-- begin Dataset entries --
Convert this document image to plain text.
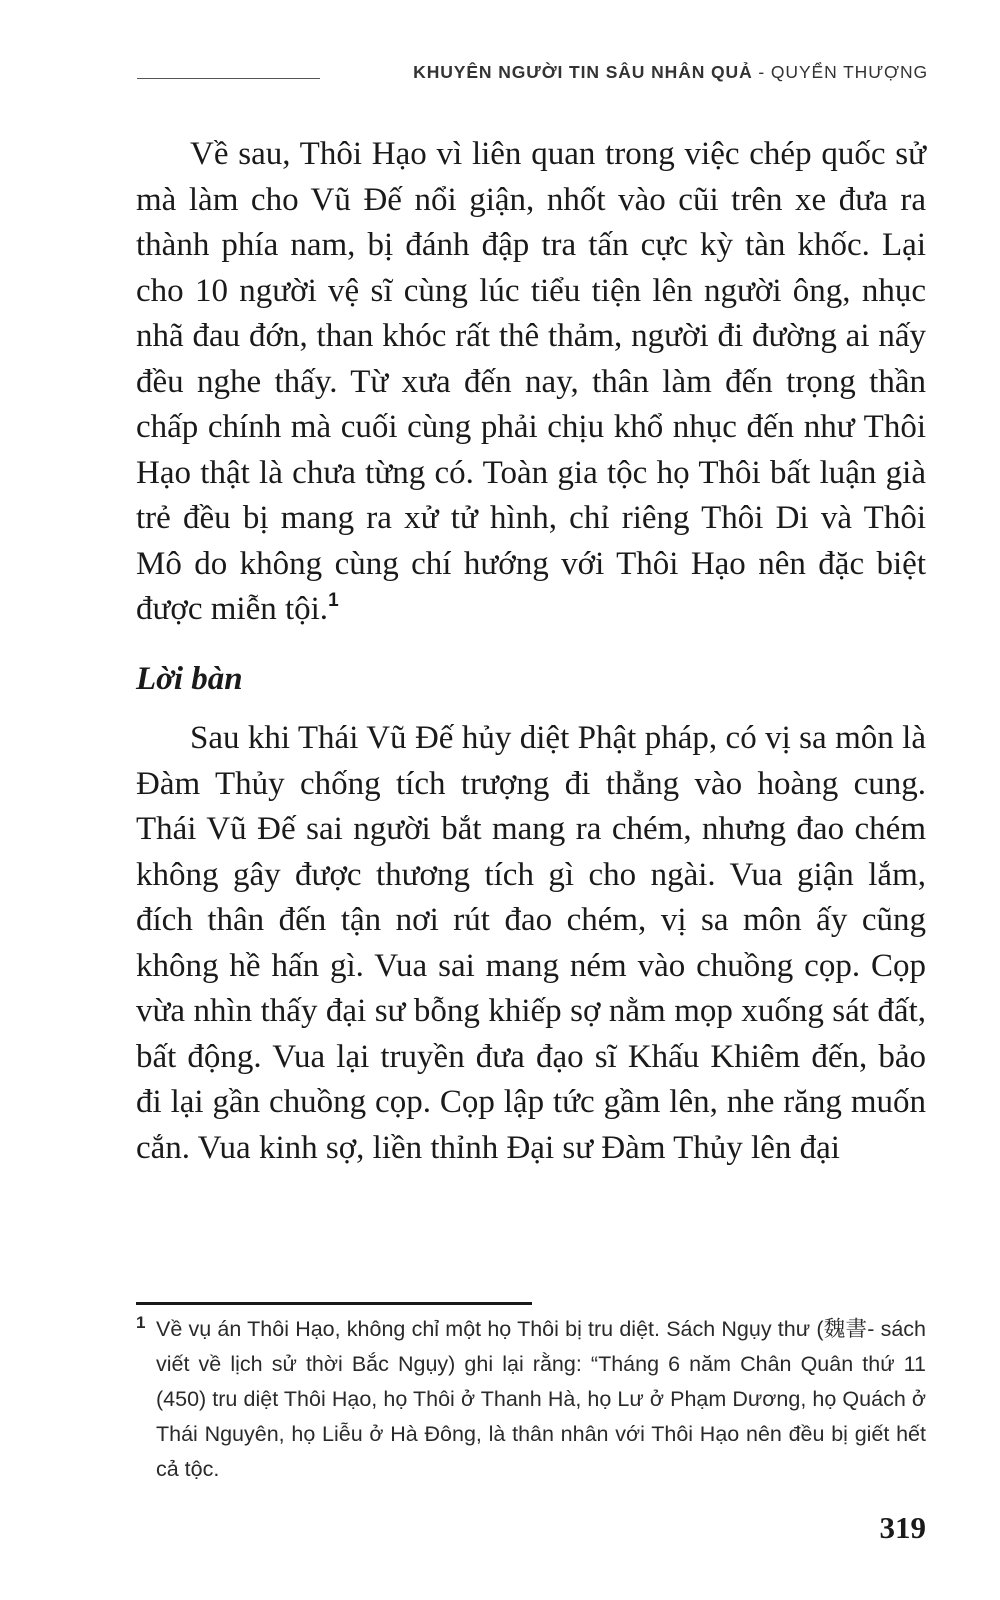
KHUYÊN NGƯỜI TIN SÂU NHÂN QUẢ - QUYỂN THƯỢNG

Về sau, Thôi Hạo vì liên quan trong việc chép quốc sử mà làm cho Vũ Đế nổi giận, nhốt vào cũi trên xe đưa ra thành phía nam, bị đánh đập tra tấn cực kỳ tàn khốc. Lại cho 10 người vệ sĩ cùng lúc tiểu tiện lên người ông, nhục nhã đau đớn, than khóc rất thê thảm, người đi đường ai nấy đều nghe thấy. Từ xưa đến nay, thân làm đến trọng thần chấp chính mà cuối cùng phải chịu khổ nhục đến như Thôi Hạo thật là chưa từng có. Toàn gia tộc họ Thôi bất luận già trẻ đều bị mang ra xử tử hình, chỉ riêng Thôi Di và Thôi Mô do không cùng chí hướng với Thôi Hạo nên đặc biệt được miễn tội.$^1$

Lời bàn

Sau khi Thái Vũ Đế hủy diệt Phật pháp, có vị sa môn là Đàm Thủy chống tích trượng đi thẳng vào hoàng cung. Thái Vũ Đế sai người bắt mang ra chém, nhưng đao chém không gây được thương tích gì cho ngài. Vua giận lắm, đích thân đến tận nơi rút đao chém, vị sa môn ấy cũng không hề hấn gì. Vua sai mang ném vào chuồng cọp. Cọp vừa nhìn thấy đại sư bỗng khiếp sợ nằm mọp xuống sát đất, bất động. Vua lại truyền đưa đạo sĩ Khấu Khiêm đến, bảo đi lại gần chuồng cọp. Cọp lập tức gầm lên, nhe răng muốn cắn. Vua kinh sợ, liền thỉnh Đại sư Đàm Thủy lên đại

1 Về vụ án Thôi Hạo, không chỉ một họ Thôi bị tru diệt. Sách Ngụy thư (魏書- sách viết về lịch sử thời Bắc Ngụy) ghi lại rằng: “Tháng 6 năm Chân Quân thứ 11 (450) tru diệt Thôi Hạo, họ Thôi ở Thanh Hà, họ Lư ở Phạm Dương, họ Quách ở Thái Nguyên, họ Liễu ở Hà Đông, là thân nhân với Thôi Hạo nên đều bị giết hết cả tộc.

319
-- end Dataset entries --
Retype the whole listing, keeping every line identical and omitting all pictures.

[Correct response]:
Convert this document image to plain text.
KHUYÊN NGƯỜI TIN SÂU NHÂN QUẢ - QUYỂN THƯỢNG

Về sau, Thôi Hạo vì liên quan trong việc chép quốc sử mà làm cho Vũ Đế nổi giận, nhốt vào cũi trên xe đưa ra thành phía nam, bị đánh đập tra tấn cực kỳ tàn khốc. Lại cho 10 người vệ sĩ cùng lúc tiểu tiện lên người ông, nhục nhã đau đớn, than khóc rất thê thảm, người đi đường ai nấy đều nghe thấy. Từ xưa đến nay, thân làm đến trọng thần chấp chính mà cuối cùng phải chịu khổ nhục đến như Thôi Hạo thật là chưa từng có. Toàn gia tộc họ Thôi bất luận già trẻ đều bị mang ra xử tử hình, chỉ riêng Thôi Di và Thôi Mô do không cùng chí hướng với Thôi Hạo nên đặc biệt được miễn tội.$^1$

Lời bàn

Sau khi Thái Vũ Đế hủy diệt Phật pháp, có vị sa môn là Đàm Thủy chống tích trượng đi thẳng vào hoàng cung. Thái Vũ Đế sai người bắt mang ra chém, nhưng đao chém không gây được thương tích gì cho ngài. Vua giận lắm, đích thân đến tận nơi rút đao chém, vị sa môn ấy cũng không hề hấn gì. Vua sai mang ném vào chuồng cọp. Cọp vừa nhìn thấy đại sư bỗng khiếp sợ nằm mọp xuống sát đất, bất động. Vua lại truyền đưa đạo sĩ Khấu Khiêm đến, bảo đi lại gần chuồng cọp. Cọp lập tức gầm lên, nhe răng muốn cắn. Vua kinh sợ, liền thỉnh Đại sư Đàm Thủy lên đại

1 Về vụ án Thôi Hạo, không chỉ một họ Thôi bị tru diệt. Sách Ngụy thư (魏書- sách viết về lịch sử thời Bắc Ngụy) ghi lại rằng: “Tháng 6 năm Chân Quân thứ 11 (450) tru diệt Thôi Hạo, họ Thôi ở Thanh Hà, họ Lư ở Phạm Dương, họ Quách ở Thái Nguyên, họ Liễu ở Hà Đông, là thân nhân với Thôi Hạo nên đều bị giết hết cả tộc.

319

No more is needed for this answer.